* _DIRECTIONS_
Comb the records below for the string "Charging" and copy each line where it turns up.

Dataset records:

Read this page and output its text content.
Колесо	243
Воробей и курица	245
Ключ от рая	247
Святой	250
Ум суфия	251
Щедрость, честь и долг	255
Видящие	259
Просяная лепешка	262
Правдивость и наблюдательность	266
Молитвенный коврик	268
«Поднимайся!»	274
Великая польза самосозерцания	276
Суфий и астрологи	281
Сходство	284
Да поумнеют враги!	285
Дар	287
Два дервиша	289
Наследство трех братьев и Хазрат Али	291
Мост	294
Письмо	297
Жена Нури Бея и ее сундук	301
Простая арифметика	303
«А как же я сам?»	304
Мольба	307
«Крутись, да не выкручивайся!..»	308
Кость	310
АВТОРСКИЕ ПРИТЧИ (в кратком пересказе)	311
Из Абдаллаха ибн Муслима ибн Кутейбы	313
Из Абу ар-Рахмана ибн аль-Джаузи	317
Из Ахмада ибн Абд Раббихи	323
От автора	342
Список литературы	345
--
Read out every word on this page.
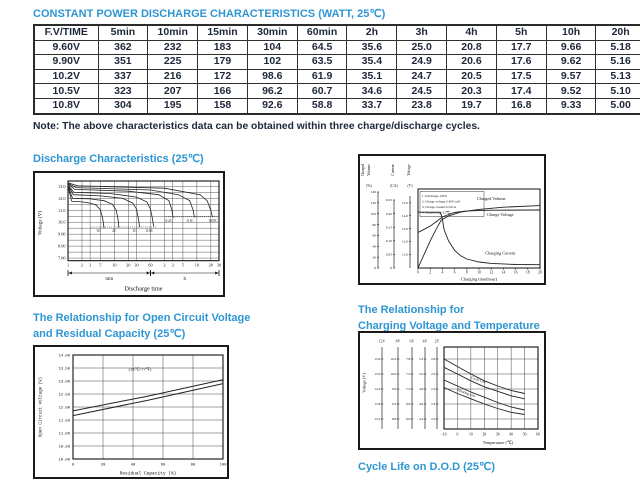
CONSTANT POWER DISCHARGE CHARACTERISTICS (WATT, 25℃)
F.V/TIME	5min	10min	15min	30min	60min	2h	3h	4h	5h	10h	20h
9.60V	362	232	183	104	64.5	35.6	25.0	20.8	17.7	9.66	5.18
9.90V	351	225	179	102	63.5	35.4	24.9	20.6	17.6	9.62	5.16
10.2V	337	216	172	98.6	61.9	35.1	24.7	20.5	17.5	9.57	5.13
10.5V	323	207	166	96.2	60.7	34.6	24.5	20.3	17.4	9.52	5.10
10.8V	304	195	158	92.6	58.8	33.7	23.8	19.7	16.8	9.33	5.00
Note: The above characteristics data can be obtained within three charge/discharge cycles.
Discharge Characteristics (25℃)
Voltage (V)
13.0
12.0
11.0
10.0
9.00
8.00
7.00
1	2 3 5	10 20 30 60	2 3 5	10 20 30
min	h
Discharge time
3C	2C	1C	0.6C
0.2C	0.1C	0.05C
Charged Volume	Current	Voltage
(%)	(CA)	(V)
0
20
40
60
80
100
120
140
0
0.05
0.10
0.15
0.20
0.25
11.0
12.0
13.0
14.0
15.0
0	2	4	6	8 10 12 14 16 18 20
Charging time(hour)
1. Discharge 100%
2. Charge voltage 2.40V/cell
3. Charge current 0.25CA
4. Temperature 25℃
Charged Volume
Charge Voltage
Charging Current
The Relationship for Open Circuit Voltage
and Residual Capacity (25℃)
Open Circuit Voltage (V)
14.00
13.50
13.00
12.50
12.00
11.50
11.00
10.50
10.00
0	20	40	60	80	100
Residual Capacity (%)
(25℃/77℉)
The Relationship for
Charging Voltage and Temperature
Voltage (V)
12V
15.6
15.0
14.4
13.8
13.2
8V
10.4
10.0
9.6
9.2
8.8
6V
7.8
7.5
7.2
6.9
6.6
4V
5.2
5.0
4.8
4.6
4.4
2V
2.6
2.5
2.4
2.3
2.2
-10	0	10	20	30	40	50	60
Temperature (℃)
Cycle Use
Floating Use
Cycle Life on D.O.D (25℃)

* _SOLUTION FOR THIS PROBLEM_
Charging time(hour)
Charging Current
Charging Voltage and Temperature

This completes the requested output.